YOUR TASK :: Print the lines of the data between the line holding "members-icon (288, 418, 306, 434)" and the line holding "divider (652, 27, 653, 38)", inclusive, reproducing each one character for character.

====== DATA PROVIDED ======

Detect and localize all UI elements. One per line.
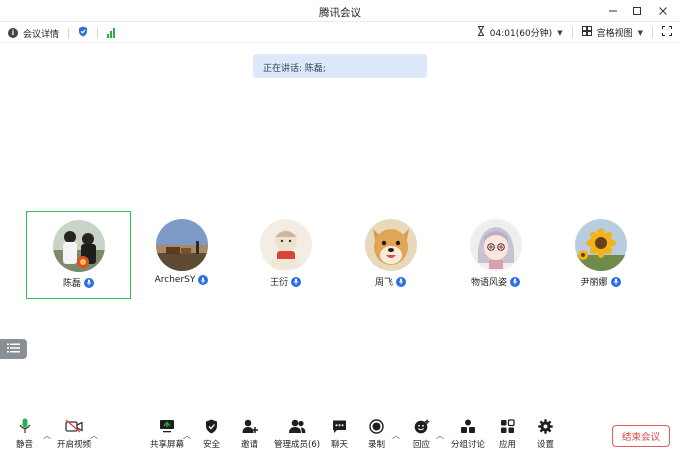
members-icon (288, 418, 306, 434)
shield-icon (205, 418, 218, 434)
microphone-icon (198, 275, 209, 285)
apps-button[interactable]: 应用 (499, 418, 516, 450)
settings-button[interactable]: 设置 (537, 418, 554, 450)
participant-tile[interactable]: 周飞 (338, 211, 443, 299)
chevron-up-icon[interactable]: ︿ (183, 430, 191, 441)
chevron-up-icon[interactable]: ︿ (436, 430, 444, 441)
participant-name: 物语风姿 (470, 278, 507, 288)
divider (97, 27, 99, 39)
avatar (52, 220, 105, 272)
divider (68, 27, 70, 39)
avatar (574, 219, 627, 271)
manage-members-button[interactable]: 管理成员(6) (274, 418, 320, 450)
chevron-down-icon[interactable]: ▼ (638, 29, 643, 37)
avatar (259, 219, 312, 271)
video-label: 开启视频 (57, 440, 92, 450)
participant-tile[interactable]: 物语风姿 (443, 211, 548, 299)
emoji-icon (414, 418, 430, 434)
add-user-icon (242, 418, 258, 434)
title-bar: 腾讯会议 (0, 0, 680, 22)
member-list-toggle[interactable] (0, 339, 27, 359)
record-button[interactable]: 录制 (368, 418, 385, 450)
participant-name: 王衍 (269, 278, 288, 288)
list-icon (7, 343, 20, 356)
security-button[interactable]: 安全 (203, 418, 220, 450)
participant-tile[interactable]: 王衍 (233, 211, 338, 299)
chat-icon (332, 418, 347, 434)
end-meeting-button[interactable]: 结束会议 (612, 425, 670, 447)
gear-icon (538, 418, 553, 434)
maximize-icon[interactable] (626, 2, 648, 20)
mute-label: 静音 (16, 440, 34, 450)
chevron-up-icon[interactable]: ︿ (392, 430, 400, 441)
microphone-icon (84, 277, 94, 288)
react-button[interactable]: 回应 (413, 418, 430, 450)
mute-button[interactable]: 静音 (16, 418, 33, 450)
apps-grid-icon (500, 418, 515, 434)
divider (652, 27, 653, 38)
start-video-button[interactable]: 开启视频 (57, 418, 91, 450)
apps-label: 应用 (499, 440, 517, 450)
fullscreen-icon[interactable] (662, 26, 672, 39)
speaking-indicator: 正在讲话: 陈磊; (253, 54, 427, 78)
members-label: 管理成员(6) (274, 440, 321, 450)
share-screen-button[interactable]: 共享屏幕 (150, 418, 184, 450)
view-mode-label[interactable]: 宫格视图 (597, 26, 633, 39)
share-screen-icon (159, 418, 175, 434)
divider (571, 27, 573, 38)
avatar (364, 219, 417, 271)
close-icon[interactable] (652, 2, 674, 20)
hourglass-icon (477, 26, 485, 39)
participant-name: 周飞 (374, 278, 393, 288)
record-icon (369, 418, 384, 434)
shield-icon[interactable] (78, 26, 88, 40)
microphone-icon (610, 276, 621, 287)
avatar (155, 219, 208, 271)
record-label: 录制 (368, 440, 386, 450)
chevron-up-icon[interactable]: ︿ (90, 430, 98, 441)
participant-tile[interactable]: 尹丽娜 (548, 211, 653, 299)
invite-button[interactable]: 邀请 (241, 418, 258, 450)
chevron-up-icon[interactable]: ︿ (43, 430, 51, 441)
breakout-label: 分组讨论 (451, 440, 486, 450)
security-label: 安全 (203, 440, 221, 450)
participant-name: 陈磊 (62, 279, 81, 289)
bottom-toolbar: 静音 ︿ 开启视频 ︿ 共享屏幕 ︿ 安全 邀请 管理成员(6) 聊天 录制 ︿… (0, 410, 680, 454)
window-title: 腾讯会议 (319, 7, 361, 19)
minimize-icon[interactable] (602, 2, 624, 20)
microphone-icon (291, 276, 301, 287)
chevron-down-icon[interactable]: ▼ (557, 29, 562, 37)
video-off-icon (65, 418, 83, 434)
chat-label: 聊天 (331, 440, 349, 450)
breakout-icon (460, 418, 476, 434)
participant-name: 尹丽娜 (580, 278, 608, 288)
chat-button[interactable]: 聊天 (331, 418, 348, 450)
meeting-details-link[interactable]: 会议详情 (23, 27, 59, 40)
info-icon[interactable]: i (8, 28, 18, 38)
meeting-info-bar: i 会议详情 04:01(60分钟) ▼ 宫格视图 ▼ (0, 23, 680, 43)
react-label: 回应 (413, 440, 431, 450)
microphone-icon (19, 418, 31, 434)
microphone-icon (396, 276, 406, 287)
grid-view-icon[interactable] (581, 26, 592, 39)
microphone-icon (510, 276, 520, 287)
meeting-timer: 04:01(60分钟) (489, 29, 553, 39)
settings-label: 设置 (537, 440, 555, 450)
signal-strength-icon[interactable] (107, 28, 116, 38)
breakout-rooms-button[interactable]: 分组讨论 (451, 418, 485, 450)
participant-tile[interactable]: 陈磊 (26, 211, 131, 299)
share-label: 共享屏幕 (150, 440, 185, 450)
participant-name: ArcherSY (154, 275, 196, 285)
invite-label: 邀请 (241, 440, 259, 450)
avatar (469, 219, 522, 271)
participant-tile[interactable]: ArcherSY (129, 211, 234, 299)
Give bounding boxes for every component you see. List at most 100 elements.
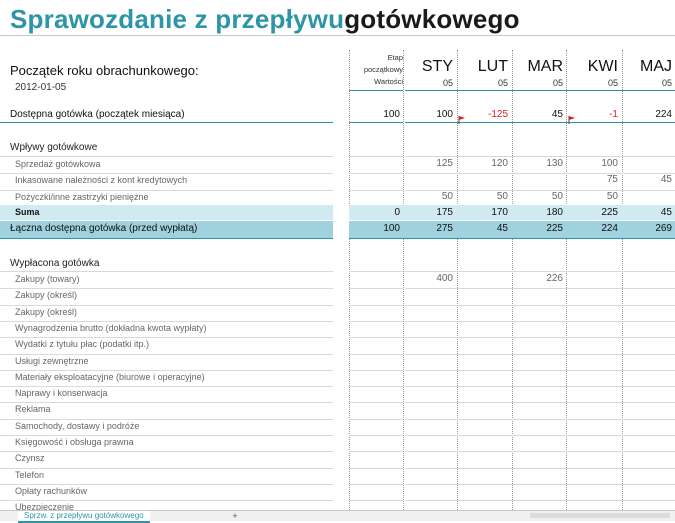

======

EXPECTED ANSWER ::
members-icon (288, 418, 306, 434)
shield-icon (205, 418, 218, 434)
microphone-icon (198, 275, 209, 285)
apps-button[interactable]: 应用 (499, 418, 516, 450)
settings-button[interactable]: 设置 (537, 418, 554, 450)
participant-tile[interactable]: 周飞 (338, 211, 443, 299)
chevron-up-icon[interactable]: ︿ (183, 430, 191, 441)
chevron-up-icon[interactable]: ︿ (436, 430, 444, 441)
participant-name: 物语风姿 (470, 278, 507, 288)
divider (97, 27, 99, 39)
avatar (52, 220, 105, 272)
divider (68, 27, 70, 39)
avatar (574, 219, 627, 271)
manage-members-button[interactable]: 管理成员(6) (274, 418, 320, 450)
chevron-down-icon[interactable]: ▼ (638, 29, 643, 37)
avatar (259, 219, 312, 271)
video-label: 开启视频 (57, 440, 92, 450)
participant-tile[interactable]: 物语风姿 (443, 211, 548, 299)
emoji-icon (414, 418, 430, 434)
add-user-icon (242, 418, 258, 434)
title-bar: 腾讯会议 (0, 0, 680, 22)
member-list-toggle[interactable] (0, 339, 27, 359)
record-button[interactable]: 录制 (368, 418, 385, 450)
participant-name: 王衍 (269, 278, 288, 288)
list-icon (7, 343, 20, 356)
security-button[interactable]: 安全 (203, 418, 220, 450)
participant-tile[interactable]: 王衍 (233, 211, 338, 299)
chat-icon (332, 418, 347, 434)
end-meeting-button[interactable]: 结束会议 (612, 425, 670, 447)
gear-icon (538, 418, 553, 434)
maximize-icon[interactable] (626, 2, 648, 20)
mute-label: 静音 (16, 440, 34, 450)
chevron-up-icon[interactable]: ︿ (392, 430, 400, 441)
microphone-icon (84, 277, 94, 288)
react-button[interactable]: 回应 (413, 418, 430, 450)
mute-button[interactable]: 静音 (16, 418, 33, 450)
apps-grid-icon (500, 418, 515, 434)
divider (652, 27, 653, 38)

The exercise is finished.